* **TEXT PASSAGE**:
I calculated this would leave us with a one month window to get a new dog as the stars aligned: morning sickness must have subsided, Banana would train her as much as possible, 4 months to potty train deadline (before the baby came), oh, and a puppy at our itty bitty, underfunded animal control. And did I mention, I wanted a medium-sized Brittany spaniel? Female. Pssh, shouldn’t be so hard.

Well, wouldn’t you know it? On November 30 of last year, a litter of Brittany/Pit bull mix pups had been dropped off. All had been adopted or sent to the puppy adoption center an hour away, except one little girl, who was on hold for three days. We put our name second in line, and waited.

I worried myself sick about bringing the much-maligned pit bull anything in our house, and talked it out with my brother-in-law, the vet. He had no reservations, and said he worries more about a poorly trained shit-zhu. A friend pointed me to this reassuring website in the meantime: Saving the St. Francis Terrier. These dogs have extremely high pain tolerance, and have always been considered family pets–shocking, huh? Ok, red light went to yellow. Besides, I had done some temperament exercises, and she passed with flying colors. So, when we got the call, I was ready for another magical rescue animal experience from our $60 pound puppy.

And the reality, is, well, slightly more work than we had anticipated. We crated her, and became the pack leaders pretty easily. We have her kennel in the living room, and she’s not allowed upstairs. She is kind with the children, and tolerates all manner of abuse from the newly mobile Hoss. She is shamelessly adorable, inheriting all of the best qualities of both breeds.

Puppy Love

From her Pit side, she is smooth coated, has muscle-y little legs, has a high pain tolerance, doesn’t hate cats, and is remarkably trainable. From her Brittany side, she has a soft mouth (granted we worked on this almost obsessively her first few months-jamming our hands in her food bowl and inserting our fingers in her mouth while she was chewing a toy), boxy ears and dainty face, and a fascinating slow-motion point/stalking of the unfortunate squirrels that wander into our backyard.

But, our dear Monkey has a slight chewing problem. Mr. BLD has begun to refer irreverently to another of Cal’s chewed fashion dolls as “Landmine Barbie” (the most prolific of all Barbies here). She is actually well potty-trained, but loves to dig in the backyard. She doesn’t bark much, but runs away (as our many helpful neighbors know). She loves to ride in the car, but won’t walk on a leash. She loves people, but jumps up when they first come over.

Actually, that’s a lot of “but’s.” So, I picked up a copy of Cesar Millan’s “How to Raise the Perfect Dog” on audiobook, and we have been inspired. When Monkey gets worried, I tend to be more strict on her, assuming I am being a better pack leader. Actually, I am just scaring her. What we learned is to use scent (our dogs’ most important sense) to snap her out of a “deer in the headlights” response.

So when Monkey balked going outside yesterday (I have been making her sit first, and sometimes she just freezes 10 feet from the door, obviously confused), I grabbed the nearest smelly thing I could find. After waving the stick of my husband’s travel-sized deodorant under her nose, she was able to focus, and came and sat before I let her out. It was a little crazy, actually.

* **GIVEN TASK**: Reproduce the puppy adoption passage word for word, starting at "And the reality, is, well, slightly" and ending at "of both breeds.".

* **STORED ROWS**:
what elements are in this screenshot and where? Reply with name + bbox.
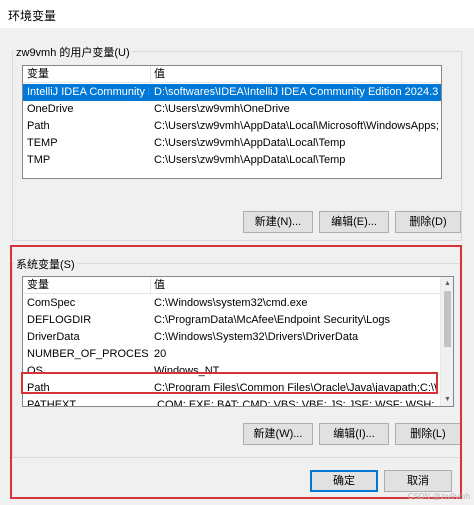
var-name: OneDrive <box>27 103 74 115</box>
var-name: ComSpec <box>27 297 76 309</box>
table-row[interactable]: Path C:\Users\zw9vmh\AppData\Local\Micro… <box>23 118 441 135</box>
var-value: C:\Windows\system32\cmd.exe <box>154 297 308 309</box>
var-value: C:\Users\zw9vmh\AppData\Local\Temp <box>154 154 346 166</box>
user-vars-group-label: zw9vmh 的用户变量(U) <box>14 44 132 60</box>
table-row[interactable]: ComSpec C:\Windows\system32\cmd.exe <box>23 295 439 312</box>
user-edit-button[interactable]: 编辑(E)... <box>319 211 389 233</box>
column-header-value[interactable]: 值 <box>150 66 440 83</box>
var-name: Path <box>27 382 50 394</box>
scroll-up-icon[interactable]: ▲ <box>441 277 453 290</box>
system-edit-button[interactable]: 编辑(I)... <box>319 423 389 445</box>
column-header-value[interactable]: 值 <box>150 277 440 294</box>
table-row[interactable]: TMP C:\Users\zw9vmh\AppData\Local\Temp <box>23 152 441 169</box>
ok-button[interactable]: 确定 <box>310 470 378 492</box>
var-value: Windows_NT <box>154 365 220 377</box>
user-vars-list[interactable]: 变量 值 IntelliJ IDEA Community E... D:\sof… <box>22 65 442 179</box>
table-row[interactable]: OneDrive C:\Users\zw9vmh\OneDrive <box>23 101 441 118</box>
table-row[interactable]: OS Windows_NT <box>23 363 439 380</box>
watermark: CSDN @zw9vmh <box>407 492 470 501</box>
var-value: C:\Program Files\Common Files\Oracle\Jav… <box>154 382 437 394</box>
user-delete-button[interactable]: 删除(D) <box>395 211 461 233</box>
var-value: C:\ProgramData\McAfee\Endpoint Security\… <box>154 314 391 326</box>
var-value: C:\Users\zw9vmh\AppData\Local\Microsoft\… <box>154 120 439 132</box>
title-bar: 环境变量 <box>0 0 474 28</box>
var-name: Path <box>27 120 50 132</box>
column-header-variable[interactable]: 变量 <box>23 66 153 83</box>
table-row[interactable]: DEFLOGDIR C:\ProgramData\McAfee\Endpoint… <box>23 312 439 329</box>
user-vars-list-header: 变量 值 <box>23 66 441 83</box>
system-new-button[interactable]: 新建(W)... <box>243 423 313 445</box>
system-vars-list-header: 变量 值 <box>23 277 453 294</box>
var-value: 20 <box>154 348 167 360</box>
table-row[interactable]: TEMP C:\Users\zw9vmh\AppData\Local\Temp <box>23 135 441 152</box>
var-name: TEMP <box>27 137 58 149</box>
var-value: C:\Windows\System32\Drivers\DriverData <box>154 331 359 343</box>
var-name: PATHEXT <box>27 399 77 407</box>
var-value: C:\Users\zw9vmh\OneDrive <box>154 103 290 115</box>
user-new-button[interactable]: 新建(N)... <box>243 211 313 233</box>
var-value: C:\Users\zw9vmh\AppData\Local\Temp <box>154 137 346 149</box>
var-name: OS <box>27 365 43 377</box>
table-row[interactable]: NUMBER_OF_PROCESSORS 20 <box>23 346 439 363</box>
system-vars-rows: ComSpec C:\Windows\system32\cmd.exe DEFL… <box>23 295 439 407</box>
window-title: 环境变量 <box>8 9 57 23</box>
user-vars-rows: IntelliJ IDEA Community E... D:\software… <box>23 84 441 169</box>
system-delete-button[interactable]: 删除(L) <box>395 423 461 445</box>
cancel-button[interactable]: 取消 <box>384 470 452 492</box>
system-vars-list[interactable]: 变量 值 ComSpec C:\Windows\system32\cmd.exe… <box>22 276 454 407</box>
column-header-variable[interactable]: 变量 <box>23 277 153 294</box>
var-name: DEFLOGDIR <box>27 314 92 326</box>
var-name: NUMBER_OF_PROCESSORS <box>27 348 149 360</box>
table-row-path[interactable]: Path C:\Program Files\Common Files\Oracl… <box>23 380 439 397</box>
var-name: DriverData <box>27 331 80 343</box>
var-value: .COM;.EXE;.BAT;.CMD;.VBS;.VBE;.JS;.JSE;.… <box>154 399 437 407</box>
var-name: IntelliJ IDEA Community E... <box>27 86 149 98</box>
var-value: D:\softwares\IDEA\IntelliJ IDEA Communit… <box>154 86 439 98</box>
vertical-scrollbar[interactable]: ▲ ▼ <box>440 277 453 406</box>
table-row[interactable]: IntelliJ IDEA Community E... D:\software… <box>23 84 441 101</box>
table-row[interactable]: PATHEXT .COM;.EXE;.BAT;.CMD;.VBS;.VBE;.J… <box>23 397 439 407</box>
scroll-thumb[interactable] <box>444 291 451 347</box>
table-row[interactable]: DriverData C:\Windows\System32\Drivers\D… <box>23 329 439 346</box>
var-name: TMP <box>27 154 51 166</box>
scroll-down-icon[interactable]: ▼ <box>441 393 453 406</box>
system-vars-group-label: 系统变量(S) <box>14 256 77 272</box>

* **EXERCISE SOLUTION**:
And the reality, is, well, slightly more work than we had anticipated. We crated her, and became the pack leaders pretty easily. We have her kennel in the living room, and she’s not allowed upstairs. She is kind with the children, and tolerates all manner of abuse from the newly mobile Hoss. She is shamelessly adorable, inheriting all of the best qualities of both breeds.